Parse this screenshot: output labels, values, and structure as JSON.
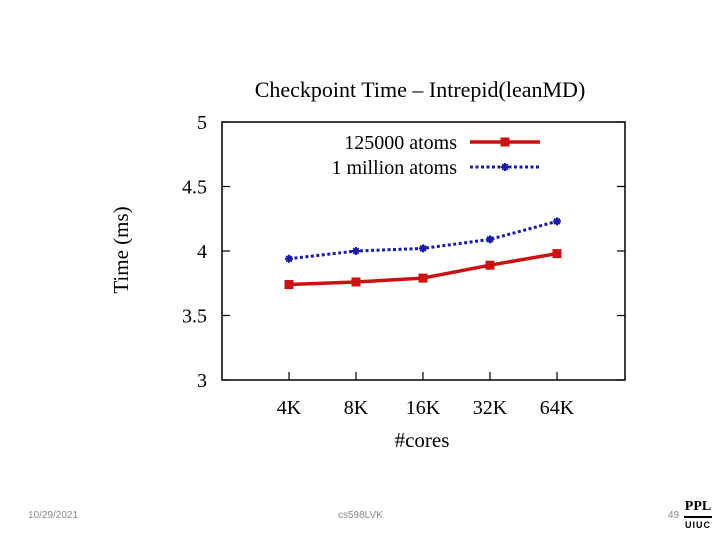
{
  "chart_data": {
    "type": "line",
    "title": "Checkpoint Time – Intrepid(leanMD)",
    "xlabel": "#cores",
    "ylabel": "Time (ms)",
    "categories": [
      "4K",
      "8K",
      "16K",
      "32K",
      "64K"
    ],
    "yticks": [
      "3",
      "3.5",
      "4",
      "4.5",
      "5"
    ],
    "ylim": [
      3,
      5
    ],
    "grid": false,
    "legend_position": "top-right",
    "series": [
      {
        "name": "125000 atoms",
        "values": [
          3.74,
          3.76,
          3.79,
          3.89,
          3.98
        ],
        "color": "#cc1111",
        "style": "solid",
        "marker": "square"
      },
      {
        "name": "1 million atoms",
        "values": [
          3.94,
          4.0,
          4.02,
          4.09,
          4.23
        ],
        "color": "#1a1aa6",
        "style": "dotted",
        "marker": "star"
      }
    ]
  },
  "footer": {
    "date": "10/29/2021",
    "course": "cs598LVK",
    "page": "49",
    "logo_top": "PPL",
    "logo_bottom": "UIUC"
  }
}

--- --- ---

Task description: Output every entry verbatim. Pictures do not belong in the copy.

Exercise response:
Parse this screenshot: output labels, values, and structure as JSON.
{
  "chart_data": {
    "type": "line",
    "title": "Checkpoint Time – Intrepid(leanMD)",
    "xlabel": "#cores",
    "ylabel": "Time (ms)",
    "categories": [
      "4K",
      "8K",
      "16K",
      "32K",
      "64K"
    ],
    "yticks": [
      "3",
      "3.5",
      "4",
      "4.5",
      "5"
    ],
    "ylim": [
      3,
      5
    ],
    "grid": false,
    "legend_position": "top-right",
    "series": [
      {
        "name": "125000 atoms",
        "values": [
          3.74,
          3.76,
          3.79,
          3.89,
          3.98
        ],
        "color": "#cc1111",
        "style": "solid",
        "marker": "square"
      },
      {
        "name": "1 million atoms",
        "values": [
          3.94,
          4.0,
          4.02,
          4.09,
          4.23
        ],
        "color": "#1a1aa6",
        "style": "dotted",
        "marker": "star"
      }
    ]
  },
  "footer": {
    "date": "10/29/2021",
    "course": "cs598LVK",
    "page": "49",
    "logo_top": "PPL",
    "logo_bottom": "UIUC"
  }
}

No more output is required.